INPUT ->
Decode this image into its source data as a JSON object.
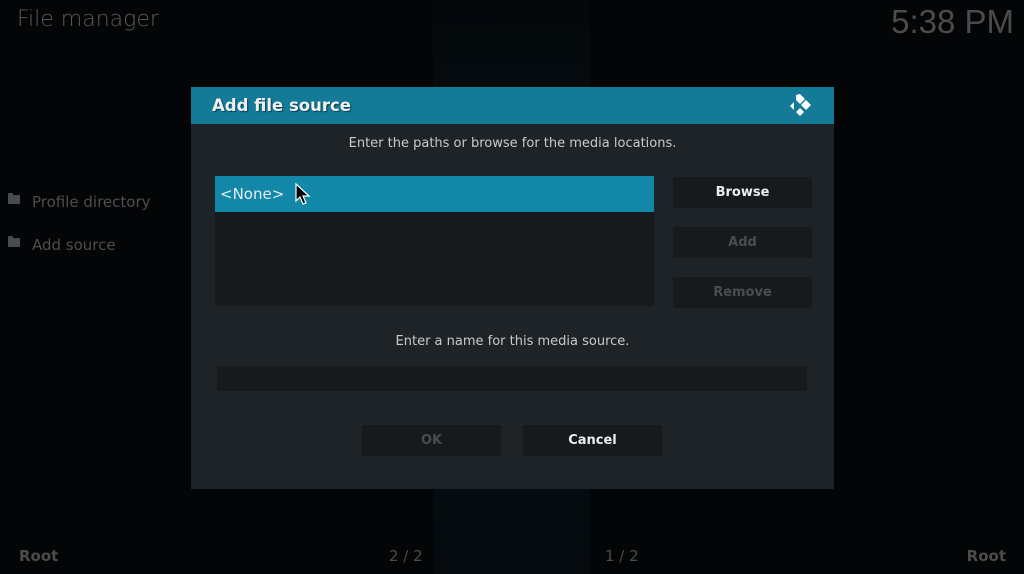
{
  "window": {
    "title": "File manager",
    "clock": "5:38 PM"
  },
  "left_panel": {
    "items": [
      {
        "label": "Profile directory",
        "icon": "folder-icon"
      },
      {
        "label": "Add source",
        "icon": "folder-icon"
      }
    ]
  },
  "footer": {
    "left_path": "Root",
    "left_count": "2 / 2",
    "right_count": "1 / 2",
    "right_path": "Root"
  },
  "dialog": {
    "title": "Add file source",
    "logo_icon": "kodi-logo-icon",
    "paths_prompt": "Enter the paths or browse for the media locations.",
    "paths": [
      "<None>"
    ],
    "buttons": {
      "browse": "Browse",
      "add": "Add",
      "remove": "Remove",
      "ok": "OK",
      "cancel": "Cancel"
    },
    "name_prompt": "Enter a name for this media source.",
    "name_value": "",
    "colors": {
      "accent": "#137a98",
      "selected": "#1287a8",
      "panel": "#1d2326"
    }
  }
}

WHAT TO PRODUCE -> Across the preceding material, how many lines contain the word "title"? State the number alone.

RESPONSE TO THIS TASK -> 2